▶ _WRITTEN INSTRUCTION_
Find every line in the records below that holds the word "steuern", and copy each one.
⟨
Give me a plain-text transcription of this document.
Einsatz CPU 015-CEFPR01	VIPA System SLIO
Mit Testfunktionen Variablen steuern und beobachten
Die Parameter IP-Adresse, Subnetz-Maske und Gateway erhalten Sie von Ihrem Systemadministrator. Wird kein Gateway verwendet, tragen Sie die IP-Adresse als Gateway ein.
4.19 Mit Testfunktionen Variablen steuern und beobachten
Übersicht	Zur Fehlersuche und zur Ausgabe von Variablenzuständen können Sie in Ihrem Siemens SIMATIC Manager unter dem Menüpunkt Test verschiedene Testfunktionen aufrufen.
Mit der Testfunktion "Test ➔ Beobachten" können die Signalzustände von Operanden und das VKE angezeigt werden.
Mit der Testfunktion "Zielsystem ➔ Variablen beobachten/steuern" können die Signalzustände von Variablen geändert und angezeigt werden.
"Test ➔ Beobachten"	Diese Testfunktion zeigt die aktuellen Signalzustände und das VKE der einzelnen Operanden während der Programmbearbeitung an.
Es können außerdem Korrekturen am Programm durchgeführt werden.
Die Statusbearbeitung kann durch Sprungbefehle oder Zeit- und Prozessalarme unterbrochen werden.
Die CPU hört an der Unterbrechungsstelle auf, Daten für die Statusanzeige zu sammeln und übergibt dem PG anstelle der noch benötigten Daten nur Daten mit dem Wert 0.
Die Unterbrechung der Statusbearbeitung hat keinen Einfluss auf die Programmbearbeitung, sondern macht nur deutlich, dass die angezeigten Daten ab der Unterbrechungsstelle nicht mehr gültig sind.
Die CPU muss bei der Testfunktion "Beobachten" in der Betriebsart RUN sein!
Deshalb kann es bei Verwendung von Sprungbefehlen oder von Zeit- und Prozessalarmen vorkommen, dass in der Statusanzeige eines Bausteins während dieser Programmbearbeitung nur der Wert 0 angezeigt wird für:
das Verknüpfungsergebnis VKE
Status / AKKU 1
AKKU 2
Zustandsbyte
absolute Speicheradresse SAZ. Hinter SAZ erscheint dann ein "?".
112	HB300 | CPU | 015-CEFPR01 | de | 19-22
⟩
▶ _CORRECT OUTPUT_
Mit Testfunktionen Variablen steuern und beobachten
4.19 Mit Testfunktionen Variablen steuern und beobachten
Mit der Testfunktion "Zielsystem ➔ Variablen beobachten/steuern" können die Signalzustände von Variablen geändert und angezeigt werden.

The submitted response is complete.